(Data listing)

◇ ◇ ◇ ◇ ◇ ◇ ◇

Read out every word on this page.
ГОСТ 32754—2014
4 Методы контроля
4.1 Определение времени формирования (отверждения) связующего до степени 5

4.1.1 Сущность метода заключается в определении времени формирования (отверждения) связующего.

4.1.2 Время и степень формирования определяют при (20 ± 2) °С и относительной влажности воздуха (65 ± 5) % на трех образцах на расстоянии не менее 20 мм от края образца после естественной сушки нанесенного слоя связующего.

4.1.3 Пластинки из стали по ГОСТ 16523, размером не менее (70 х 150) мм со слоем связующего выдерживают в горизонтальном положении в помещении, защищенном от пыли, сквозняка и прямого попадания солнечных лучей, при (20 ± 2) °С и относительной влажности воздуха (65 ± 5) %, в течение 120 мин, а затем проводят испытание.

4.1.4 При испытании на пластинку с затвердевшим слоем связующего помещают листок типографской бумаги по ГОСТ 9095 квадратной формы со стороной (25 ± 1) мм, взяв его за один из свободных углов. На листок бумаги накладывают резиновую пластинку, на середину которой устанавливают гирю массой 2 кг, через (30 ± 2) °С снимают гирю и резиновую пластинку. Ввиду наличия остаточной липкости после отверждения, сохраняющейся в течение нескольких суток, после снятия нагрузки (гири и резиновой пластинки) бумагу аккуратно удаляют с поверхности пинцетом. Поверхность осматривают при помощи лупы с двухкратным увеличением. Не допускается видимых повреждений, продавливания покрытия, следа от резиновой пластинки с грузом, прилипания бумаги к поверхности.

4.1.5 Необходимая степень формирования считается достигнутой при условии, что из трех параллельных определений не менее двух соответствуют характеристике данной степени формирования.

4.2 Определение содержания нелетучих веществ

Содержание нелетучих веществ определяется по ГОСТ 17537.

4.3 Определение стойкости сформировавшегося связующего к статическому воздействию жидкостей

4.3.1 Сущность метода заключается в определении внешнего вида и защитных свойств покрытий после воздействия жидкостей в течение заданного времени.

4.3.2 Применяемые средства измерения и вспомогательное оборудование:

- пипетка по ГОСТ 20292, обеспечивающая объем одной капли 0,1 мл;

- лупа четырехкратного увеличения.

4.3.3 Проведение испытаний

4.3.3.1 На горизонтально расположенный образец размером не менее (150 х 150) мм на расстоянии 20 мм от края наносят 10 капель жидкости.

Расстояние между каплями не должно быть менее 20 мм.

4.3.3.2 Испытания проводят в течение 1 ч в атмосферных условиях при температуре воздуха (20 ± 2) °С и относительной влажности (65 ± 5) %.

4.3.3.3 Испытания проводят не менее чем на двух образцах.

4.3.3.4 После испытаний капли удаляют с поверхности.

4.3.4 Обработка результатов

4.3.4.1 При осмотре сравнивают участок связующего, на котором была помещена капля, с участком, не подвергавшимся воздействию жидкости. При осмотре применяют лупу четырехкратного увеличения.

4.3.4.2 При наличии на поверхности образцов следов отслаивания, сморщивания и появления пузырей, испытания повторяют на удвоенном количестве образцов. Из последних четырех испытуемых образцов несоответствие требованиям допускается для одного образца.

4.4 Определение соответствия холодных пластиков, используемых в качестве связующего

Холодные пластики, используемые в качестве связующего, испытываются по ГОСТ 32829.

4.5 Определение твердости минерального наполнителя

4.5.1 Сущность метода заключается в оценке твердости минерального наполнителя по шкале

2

◇ ◇ ◇ ◇ ◇ ◇ ◇

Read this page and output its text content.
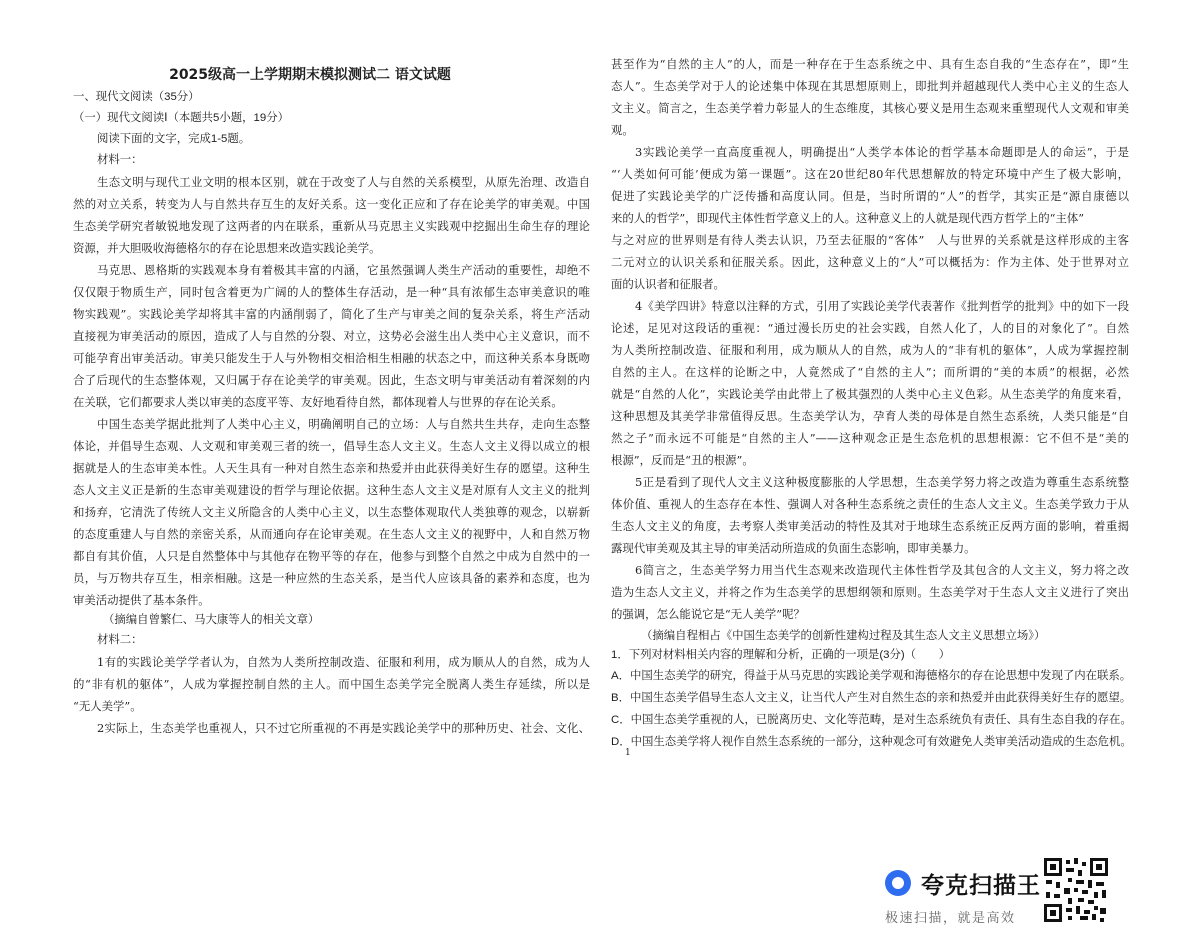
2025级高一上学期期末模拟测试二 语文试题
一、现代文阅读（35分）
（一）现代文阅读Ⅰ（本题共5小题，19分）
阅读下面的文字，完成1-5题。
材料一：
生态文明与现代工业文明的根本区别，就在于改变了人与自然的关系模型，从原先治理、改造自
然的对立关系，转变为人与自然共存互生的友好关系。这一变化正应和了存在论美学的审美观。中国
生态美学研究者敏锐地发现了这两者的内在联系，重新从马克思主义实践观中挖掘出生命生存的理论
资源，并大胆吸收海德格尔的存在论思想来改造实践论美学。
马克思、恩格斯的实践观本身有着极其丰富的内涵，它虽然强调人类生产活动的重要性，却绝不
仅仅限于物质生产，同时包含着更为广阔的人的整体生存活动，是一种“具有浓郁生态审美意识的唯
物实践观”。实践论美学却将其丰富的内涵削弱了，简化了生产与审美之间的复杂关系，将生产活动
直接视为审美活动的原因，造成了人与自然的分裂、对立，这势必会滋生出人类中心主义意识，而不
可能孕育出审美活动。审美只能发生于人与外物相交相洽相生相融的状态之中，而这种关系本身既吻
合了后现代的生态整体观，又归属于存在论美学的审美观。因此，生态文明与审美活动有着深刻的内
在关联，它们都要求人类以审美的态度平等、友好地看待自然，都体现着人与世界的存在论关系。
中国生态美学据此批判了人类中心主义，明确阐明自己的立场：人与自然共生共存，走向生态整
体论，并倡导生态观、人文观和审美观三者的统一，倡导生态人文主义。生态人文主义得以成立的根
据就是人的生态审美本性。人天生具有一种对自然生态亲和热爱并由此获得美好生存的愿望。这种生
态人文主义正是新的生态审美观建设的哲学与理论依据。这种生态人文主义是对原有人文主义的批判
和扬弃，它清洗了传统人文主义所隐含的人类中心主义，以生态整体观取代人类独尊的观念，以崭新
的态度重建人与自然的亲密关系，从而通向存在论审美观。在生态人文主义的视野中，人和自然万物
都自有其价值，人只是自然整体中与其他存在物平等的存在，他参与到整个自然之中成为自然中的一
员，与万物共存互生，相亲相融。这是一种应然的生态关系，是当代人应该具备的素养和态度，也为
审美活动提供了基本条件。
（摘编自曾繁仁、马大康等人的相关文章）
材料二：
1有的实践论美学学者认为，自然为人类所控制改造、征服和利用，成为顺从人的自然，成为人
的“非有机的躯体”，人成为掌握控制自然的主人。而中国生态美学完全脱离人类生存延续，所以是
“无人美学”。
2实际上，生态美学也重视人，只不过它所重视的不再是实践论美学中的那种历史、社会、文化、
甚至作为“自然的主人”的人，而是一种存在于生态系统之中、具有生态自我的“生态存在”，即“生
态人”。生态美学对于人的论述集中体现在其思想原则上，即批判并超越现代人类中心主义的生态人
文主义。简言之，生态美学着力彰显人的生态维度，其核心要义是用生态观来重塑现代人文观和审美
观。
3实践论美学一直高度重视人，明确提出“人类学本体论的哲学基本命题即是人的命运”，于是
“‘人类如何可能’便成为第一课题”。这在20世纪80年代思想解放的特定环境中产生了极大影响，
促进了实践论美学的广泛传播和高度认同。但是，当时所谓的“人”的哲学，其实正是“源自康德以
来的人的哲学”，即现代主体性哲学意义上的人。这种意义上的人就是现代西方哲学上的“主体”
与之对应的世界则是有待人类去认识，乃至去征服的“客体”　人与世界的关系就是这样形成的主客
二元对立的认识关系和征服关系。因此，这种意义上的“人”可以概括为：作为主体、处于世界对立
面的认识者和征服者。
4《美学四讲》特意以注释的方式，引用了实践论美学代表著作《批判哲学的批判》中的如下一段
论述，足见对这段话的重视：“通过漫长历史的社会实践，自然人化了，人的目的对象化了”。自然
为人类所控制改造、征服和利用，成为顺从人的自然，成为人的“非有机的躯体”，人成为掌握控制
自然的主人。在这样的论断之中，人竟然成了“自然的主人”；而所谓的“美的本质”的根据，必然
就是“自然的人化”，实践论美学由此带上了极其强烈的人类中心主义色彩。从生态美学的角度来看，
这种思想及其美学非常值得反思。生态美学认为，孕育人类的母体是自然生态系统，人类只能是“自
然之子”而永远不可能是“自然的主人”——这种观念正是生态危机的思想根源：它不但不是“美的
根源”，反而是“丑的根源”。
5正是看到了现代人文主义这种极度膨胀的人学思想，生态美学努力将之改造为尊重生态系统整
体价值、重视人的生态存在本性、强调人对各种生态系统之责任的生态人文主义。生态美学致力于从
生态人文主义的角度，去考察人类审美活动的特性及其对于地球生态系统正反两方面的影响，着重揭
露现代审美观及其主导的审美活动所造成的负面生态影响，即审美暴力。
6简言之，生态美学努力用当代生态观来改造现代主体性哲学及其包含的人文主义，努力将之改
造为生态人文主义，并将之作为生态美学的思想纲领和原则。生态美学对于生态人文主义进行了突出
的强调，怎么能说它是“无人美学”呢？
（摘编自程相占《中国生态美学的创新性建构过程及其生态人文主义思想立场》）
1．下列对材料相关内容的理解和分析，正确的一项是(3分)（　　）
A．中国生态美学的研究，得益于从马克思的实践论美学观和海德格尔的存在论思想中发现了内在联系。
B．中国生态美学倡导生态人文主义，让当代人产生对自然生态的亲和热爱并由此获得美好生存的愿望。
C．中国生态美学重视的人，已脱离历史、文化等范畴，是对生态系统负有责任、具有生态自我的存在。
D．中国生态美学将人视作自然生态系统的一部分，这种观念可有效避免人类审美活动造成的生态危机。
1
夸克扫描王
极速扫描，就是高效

◇ ◇ ◇ ◇ ◇ ◇ ◇

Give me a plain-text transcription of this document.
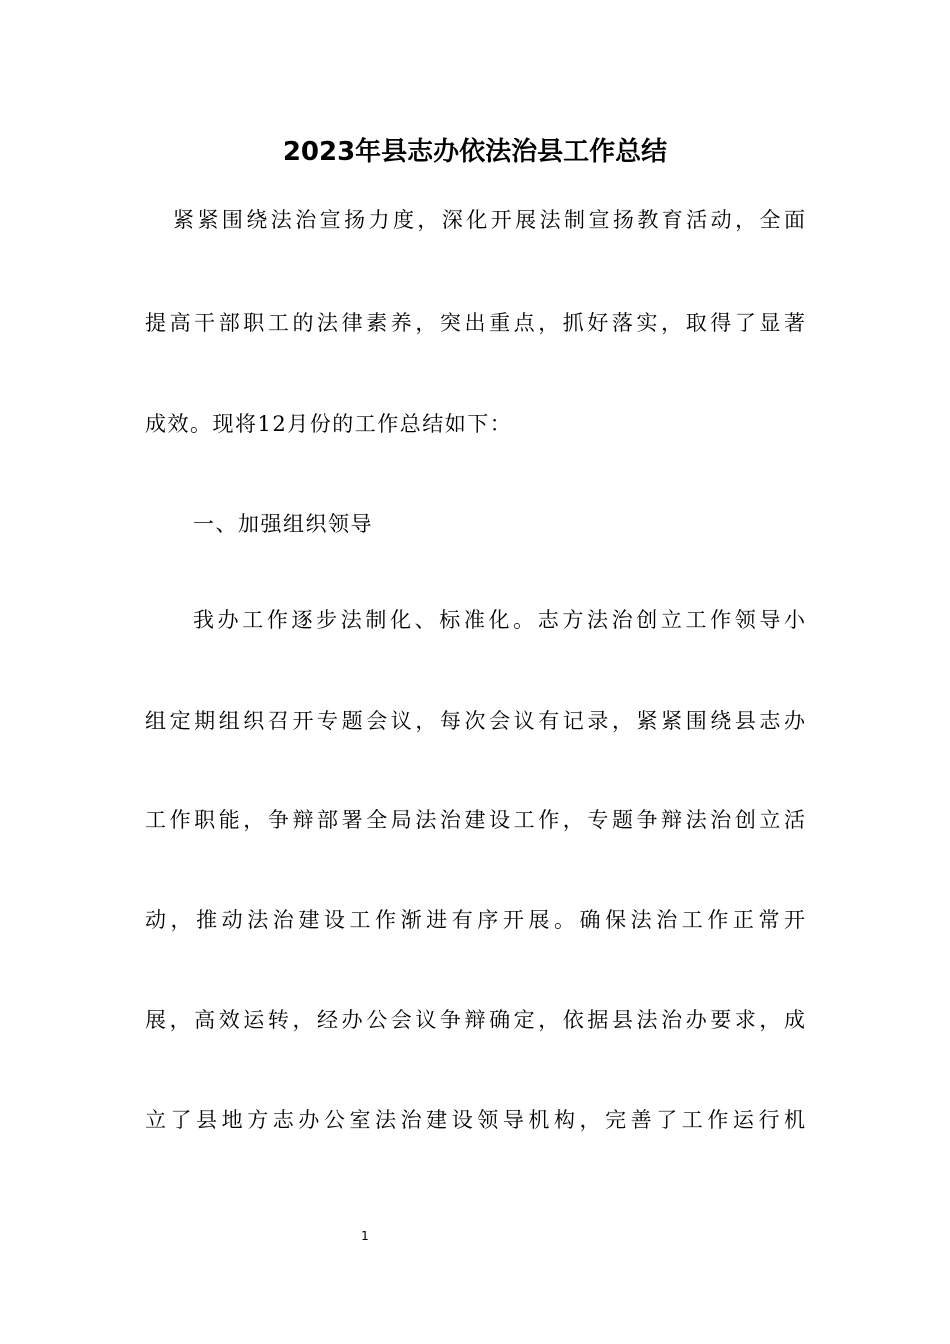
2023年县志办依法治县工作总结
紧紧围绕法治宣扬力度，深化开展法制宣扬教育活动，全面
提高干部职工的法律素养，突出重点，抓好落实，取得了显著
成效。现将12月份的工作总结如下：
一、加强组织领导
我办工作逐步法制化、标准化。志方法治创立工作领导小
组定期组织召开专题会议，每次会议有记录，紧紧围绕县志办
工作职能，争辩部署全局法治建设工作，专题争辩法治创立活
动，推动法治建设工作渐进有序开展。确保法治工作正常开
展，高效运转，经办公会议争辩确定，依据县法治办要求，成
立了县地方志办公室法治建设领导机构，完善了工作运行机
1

◇ ◇ ◇ ◇ ◇ ◇ ◇

Problem statement:
Tally how many lines of the records hold the word "page". Answer with the number only.

The reply:
2